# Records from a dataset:
::::::::
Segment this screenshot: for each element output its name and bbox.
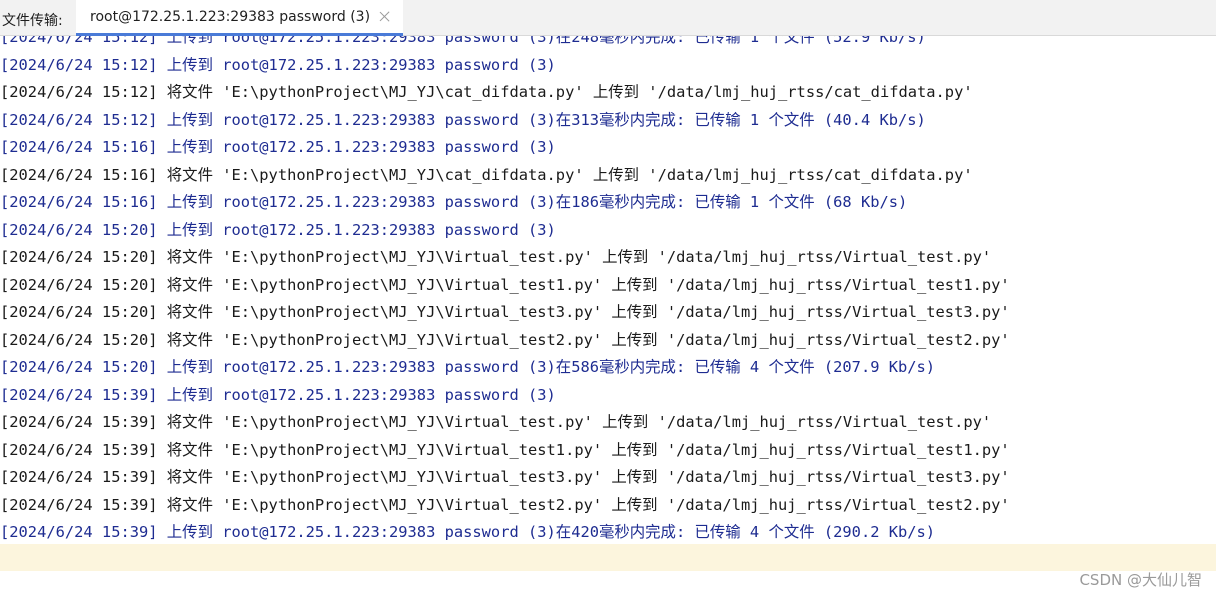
- log-line: [2024/6/24 15:12] 将文件 'E:\pythonProject\…: [0, 83, 973, 101]
- log-line: [2024/6/24 15:20] 上传到 root@172.25.1.223:…: [0, 220, 556, 239]
- log-line: [2024/6/24 15:12] 上传到 root@172.25.1.223:…: [0, 55, 556, 74]
- log-line: [2024/6/24 15:20] 将文件 'E:\pythonProject\…: [0, 275, 1010, 294]
- log-line: [2024/6/24 15:20] 将文件 'E:\pythonProject\…: [0, 248, 992, 266]
- current-line-highlight: [0, 544, 1216, 571]
- tab-label: root@172.25.1.223:29383 password (3): [90, 8, 371, 25]
- log-line: [2024/6/24 15:12] 上传到 root@172.25.1.223:…: [0, 36, 926, 46]
- log-line: [2024/6/24 15:39] 上传到 root@172.25.1.223:…: [0, 385, 556, 404]
- tool-window-tabbar: 文件传输: root@172.25.1.223:29383 password (…: [0, 0, 1216, 36]
- watermark: CSDN @大仙儿智: [1079, 571, 1202, 589]
- log-line: [2024/6/24 15:16] 将文件 'E:\pythonProject\…: [0, 165, 973, 184]
- tab-remote-host[interactable]: root@172.25.1.223:29383 password (3): [76, 0, 404, 36]
- panel-title: 文件传输:: [2, 13, 63, 29]
- log-line: [2024/6/24 15:39] 上传到 root@172.25.1.223:…: [0, 523, 936, 541]
- log-line: [2024/6/24 15:16] 上传到 root@172.25.1.223:…: [0, 193, 908, 211]
- log-line: [2024/6/24 15:16] 上传到 root@172.25.1.223:…: [0, 138, 556, 156]
- log-lines: [2024/6/24 15:12] 上传到 root@172.25.1.223:…: [0, 36, 1216, 547]
- log-line: [2024/6/24 15:20] 将文件 'E:\pythonProject\…: [0, 330, 1010, 349]
- log-line: [2024/6/24 15:20] 上传到 root@172.25.1.223:…: [0, 358, 936, 376]
- log-line: [2024/6/24 15:12] 上传到 root@172.25.1.223:…: [0, 110, 926, 129]
- log-line: [2024/6/24 15:39] 将文件 'E:\pythonProject\…: [0, 440, 1010, 459]
- log-line: [2024/6/24 15:39] 将文件 'E:\pythonProject\…: [0, 413, 992, 431]
- file-transfer-log[interactable]: [2024/6/24 15:12] 上传到 root@172.25.1.223:…: [0, 36, 1216, 599]
- close-icon[interactable]: [378, 10, 391, 23]
- log-line: [2024/6/24 15:39] 将文件 'E:\pythonProject\…: [0, 468, 1010, 486]
- log-line: [2024/6/24 15:39] 将文件 'E:\pythonProject\…: [0, 495, 1010, 514]
- log-line: [2024/6/24 15:20] 将文件 'E:\pythonProject\…: [0, 303, 1010, 321]
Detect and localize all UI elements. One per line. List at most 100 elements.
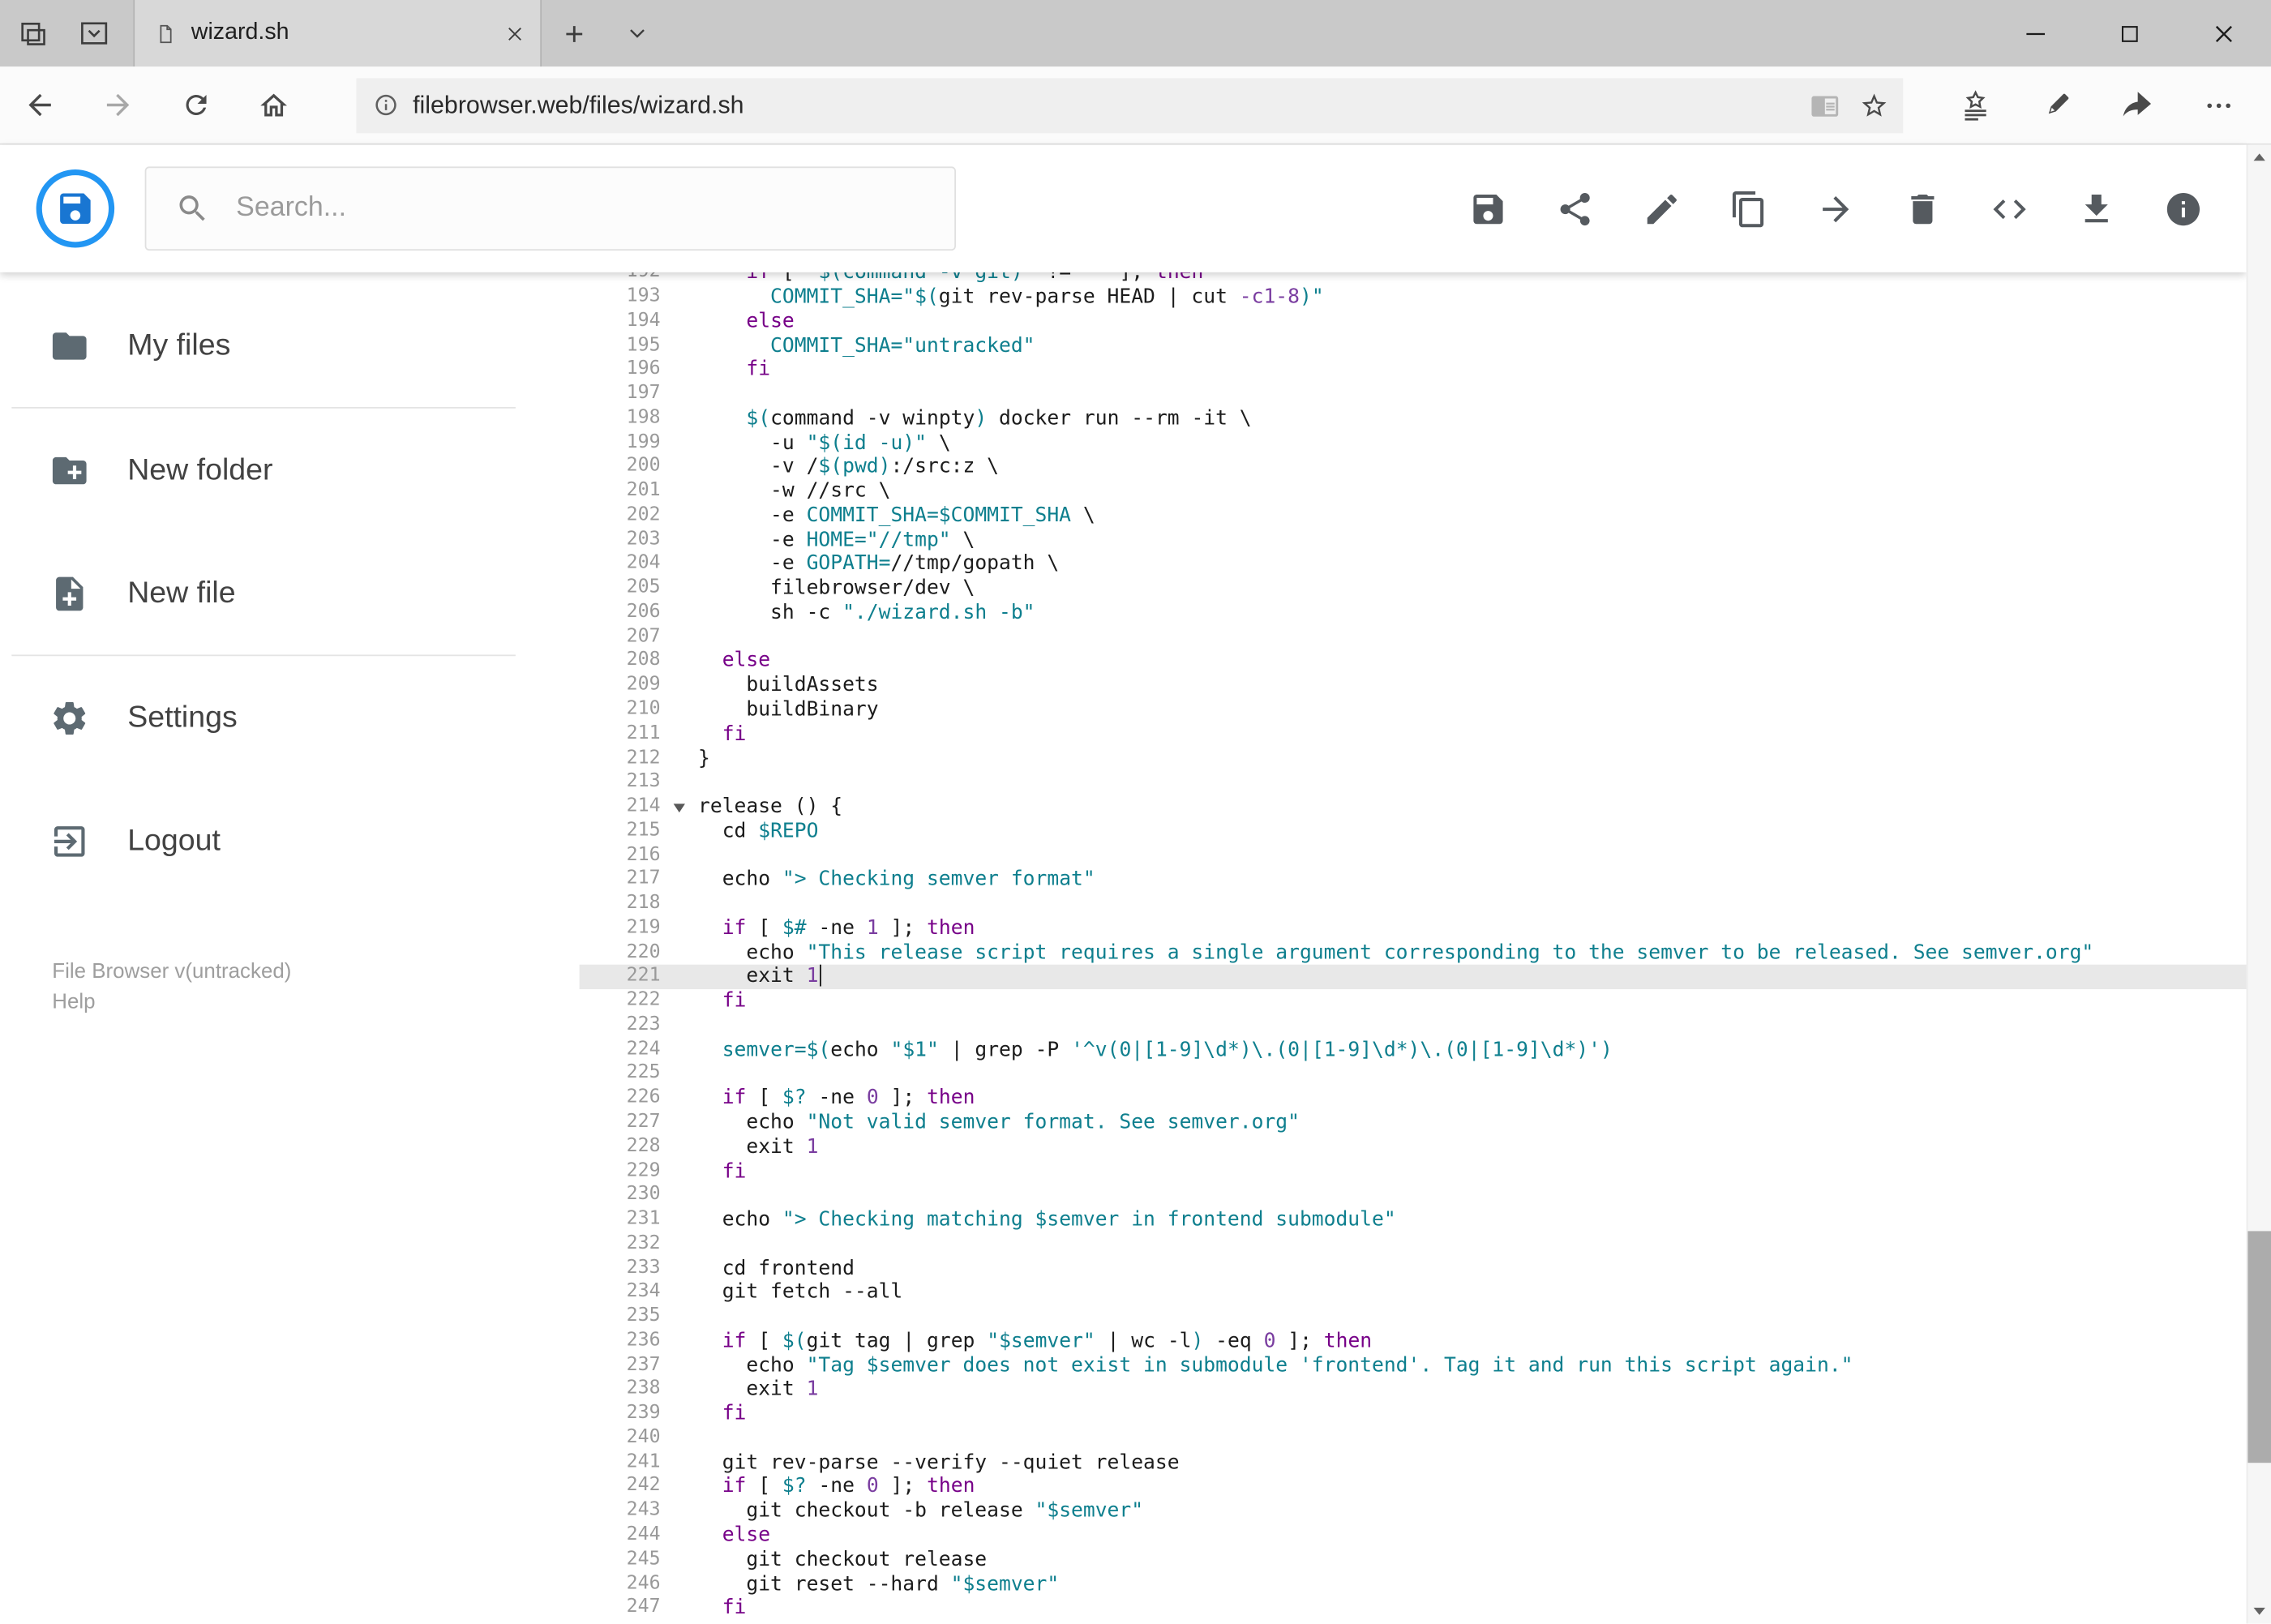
code-line-221[interactable]: 221 exit 1 <box>579 965 2247 990</box>
refresh-button[interactable] <box>156 66 234 144</box>
code-line-201[interactable]: 201 -w //src \ <box>580 479 2247 503</box>
more-menu-icon[interactable] <box>2190 76 2247 134</box>
back-button[interactable] <box>0 66 78 144</box>
code-line-223[interactable]: 223 <box>580 1013 2247 1038</box>
code-line-196[interactable]: 196 fi <box>580 358 2247 383</box>
code-line-206[interactable]: 206 sh -c "./wizard.sh -b" <box>580 601 2247 625</box>
forward-button[interactable] <box>78 66 156 144</box>
code-line-242[interactable]: 242 if [ $? -ne 0 ]; then <box>580 1475 2247 1499</box>
code-line-197[interactable]: 197 <box>580 383 2247 407</box>
code-line-245[interactable]: 245 git checkout release <box>580 1548 2247 1572</box>
maximize-button[interactable] <box>2083 0 2177 66</box>
code-line-204[interactable]: 204 -e GOPATH=//tmp/gopath \ <box>580 552 2247 576</box>
code-line-205[interactable]: 205 filebrowser/dev \ <box>580 576 2247 601</box>
code-line-219[interactable]: 219 if [ $# -ne 1 ]; then <box>580 917 2247 941</box>
code-line-207[interactable]: 207 <box>580 625 2247 649</box>
rename-button[interactable] <box>1632 180 1690 238</box>
browser-tab[interactable]: wizard.sh <box>133 0 542 67</box>
set-tabs-aside-icon[interactable] <box>17 17 49 49</box>
code-line-229[interactable]: 229 fi <box>580 1159 2247 1184</box>
favorite-star-icon[interactable] <box>1860 91 1889 120</box>
fold-marker-icon[interactable] <box>673 803 685 812</box>
code-line-244[interactable]: 244 else <box>580 1523 2247 1548</box>
code-line-234[interactable]: 234 git fetch --all <box>580 1281 2247 1305</box>
code-line-212[interactable]: 212} <box>580 747 2247 771</box>
code-line-202[interactable]: 202 -e COMMIT_SHA=$COMMIT_SHA \ <box>580 503 2247 528</box>
code-line-217[interactable]: 217 echo "> Checking semver format" <box>580 868 2247 893</box>
sidebar-item-new-file[interactable]: New file <box>0 532 580 655</box>
code-line-232[interactable]: 232 <box>580 1232 2247 1257</box>
download-button[interactable] <box>2067 180 2124 238</box>
code-line-200[interactable]: 200 -v /$(pwd):/src:z \ <box>580 456 2247 480</box>
reading-view-icon[interactable] <box>1810 91 1840 120</box>
help-link[interactable]: Help <box>52 988 579 1018</box>
code-line-224[interactable]: 224 semver=$(echo "$1" | grep -P '^v(0|[… <box>580 1038 2247 1062</box>
filebrowser-logo-icon[interactable] <box>36 169 115 248</box>
tab-preview-toggle-icon[interactable] <box>606 0 670 66</box>
search-box[interactable] <box>144 166 956 251</box>
code-line-213[interactable]: 213 <box>580 771 2247 795</box>
tabs-you-set-aside-icon[interactable] <box>78 17 109 49</box>
new-tab-button[interactable] <box>542 0 606 66</box>
address-bar[interactable]: filebrowser.web/files/wizard.sh <box>356 77 1904 133</box>
code-line-218[interactable]: 218 <box>580 893 2247 917</box>
code-line-209[interactable]: 209 buildAssets <box>580 674 2247 698</box>
sidebar-item-logout[interactable]: Logout <box>0 779 580 902</box>
tab-close-icon[interactable] <box>504 23 526 45</box>
minimize-button[interactable] <box>1989 0 2083 66</box>
share-button[interactable] <box>1545 180 1603 238</box>
scrollbar-up-icon[interactable] <box>2247 145 2271 169</box>
code-line-240[interactable]: 240 <box>580 1426 2247 1450</box>
url-text[interactable]: filebrowser.web/files/wizard.sh <box>413 91 1810 120</box>
site-info-icon[interactable] <box>374 92 398 117</box>
code-line-226[interactable]: 226 if [ $? -ne 0 ]; then <box>580 1086 2247 1111</box>
code-line-230[interactable]: 230 <box>580 1184 2247 1208</box>
share-icon[interactable] <box>2109 76 2166 134</box>
code-line-243[interactable]: 243 git checkout -b release "$semver" <box>580 1499 2247 1523</box>
code-line-208[interactable]: 208 else <box>580 649 2247 674</box>
code-line-235[interactable]: 235 <box>580 1305 2247 1330</box>
code-line-214[interactable]: 214 release () { <box>580 795 2247 820</box>
code-line-203[interactable]: 203 -e HOME="//tmp" \ <box>580 528 2247 552</box>
code-line-225[interactable]: 225 <box>580 1062 2247 1086</box>
code-editor[interactable]: 192 if [ "$(command -v git)" != "" ]; th… <box>579 272 2247 1624</box>
code-line-227[interactable]: 227 echo "Not valid semver format. See s… <box>580 1111 2247 1135</box>
code-line-211[interactable]: 211 fi <box>580 722 2247 747</box>
move-button[interactable] <box>1806 180 1864 238</box>
scrollbar-down-icon[interactable] <box>2247 1599 2271 1623</box>
code-line-194[interactable]: 194 else <box>580 310 2247 334</box>
code-line-228[interactable]: 228 exit 1 <box>580 1135 2247 1159</box>
editor-button[interactable] <box>1980 180 2037 238</box>
code-line-241[interactable]: 241 git rev-parse --verify --quiet relea… <box>580 1450 2247 1475</box>
home-button[interactable] <box>234 66 312 144</box>
sidebar-item-settings[interactable]: Settings <box>0 656 580 779</box>
code-line-192[interactable]: 192 if [ "$(command -v git)" != "" ]; th… <box>580 272 2247 285</box>
code-line-239[interactable]: 239 fi <box>580 1403 2247 1427</box>
code-line-237[interactable]: 237 echo "Tag $semver does not exist in … <box>580 1354 2247 1378</box>
sidebar-item-my-files[interactable]: My files <box>0 284 580 407</box>
code-line-215[interactable]: 215 cd $REPO <box>580 820 2247 844</box>
code-line-193[interactable]: 193 COMMIT_SHA="$(git rev-parse HEAD | c… <box>580 285 2247 310</box>
code-line-238[interactable]: 238 exit 1 <box>580 1378 2247 1403</box>
page-scrollbar[interactable] <box>2246 144 2271 1624</box>
save-button[interactable] <box>1459 180 1516 238</box>
code-line-246[interactable]: 246 git reset --hard "$semver" <box>580 1572 2247 1596</box>
code-line-236[interactable]: 236 if [ $(git tag | grep "$semver" | wc… <box>580 1330 2247 1354</box>
code-line-195[interactable]: 195 COMMIT_SHA="untracked" <box>580 334 2247 358</box>
code-line-220[interactable]: 220 echo "This release script requires a… <box>580 941 2247 965</box>
scrollbar-thumb[interactable] <box>2247 1231 2271 1463</box>
delete-button[interactable] <box>1893 180 1951 238</box>
code-line-198[interactable]: 198 $(command -v winpty) docker run --rm… <box>580 407 2247 431</box>
code-line-233[interactable]: 233 cd frontend <box>580 1257 2247 1281</box>
search-input[interactable] <box>236 192 932 225</box>
copy-button[interactable] <box>1719 180 1776 238</box>
sidebar-item-new-folder[interactable]: New folder <box>0 409 580 532</box>
web-note-icon[interactable] <box>2028 76 2085 134</box>
code-line-216[interactable]: 216 <box>580 844 2247 868</box>
code-line-199[interactable]: 199 -u "$(id -u)" \ <box>580 431 2247 456</box>
code-line-210[interactable]: 210 buildBinary <box>580 698 2247 722</box>
code-line-231[interactable]: 231 echo "> Checking matching $semver in… <box>580 1208 2247 1232</box>
hub-favorites-icon[interactable] <box>1947 76 2004 134</box>
close-button[interactable] <box>2177 0 2271 66</box>
code-line-247[interactable]: 247 fi <box>580 1596 2247 1621</box>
::::::::
# Given instruction:
Please change "[interactable]" to "[clickable]" throughout everything from the line containing "code-line-221[interactable]: 221 exit" down to the line containing "code-line-219[interactable]: 219 if", and give those lines back with nothing else altered.

# Written response:
code-line-221[clickable]: 221 exit 1 <box>579 965 2247 990</box>
refresh-button[clickable] <box>156 66 234 144</box>
code-line-201[clickable]: 201 -w //src \ <box>580 479 2247 503</box>
more-menu-icon[clickable] <box>2190 76 2247 134</box>
back-button[clickable] <box>0 66 78 144</box>
code-line-223[clickable]: 223 <box>580 1013 2247 1038</box>
code-line-196[clickable]: 196 fi <box>580 358 2247 383</box>
code-line-206[clickable]: 206 sh -c "./wizard.sh -b" <box>580 601 2247 625</box>
forward-button[clickable] <box>78 66 156 144</box>
code-line-242[clickable]: 242 if [ $? -ne 0 ]; then <box>580 1475 2247 1499</box>
code-line-197[clickable]: 197 <box>580 383 2247 407</box>
code-line-245[clickable]: 245 git checkout release <box>580 1548 2247 1572</box>
maximize-button[clickable] <box>2083 0 2177 66</box>
code-line-204[clickable]: 204 -e GOPATH=//tmp/gopath \ <box>580 552 2247 576</box>
code-line-205[clickable]: 205 filebrowser/dev \ <box>580 576 2247 601</box>
code-line-219[clickable]: 219 if [ $# -ne 1 ]; then <box>580 917 2247 941</box>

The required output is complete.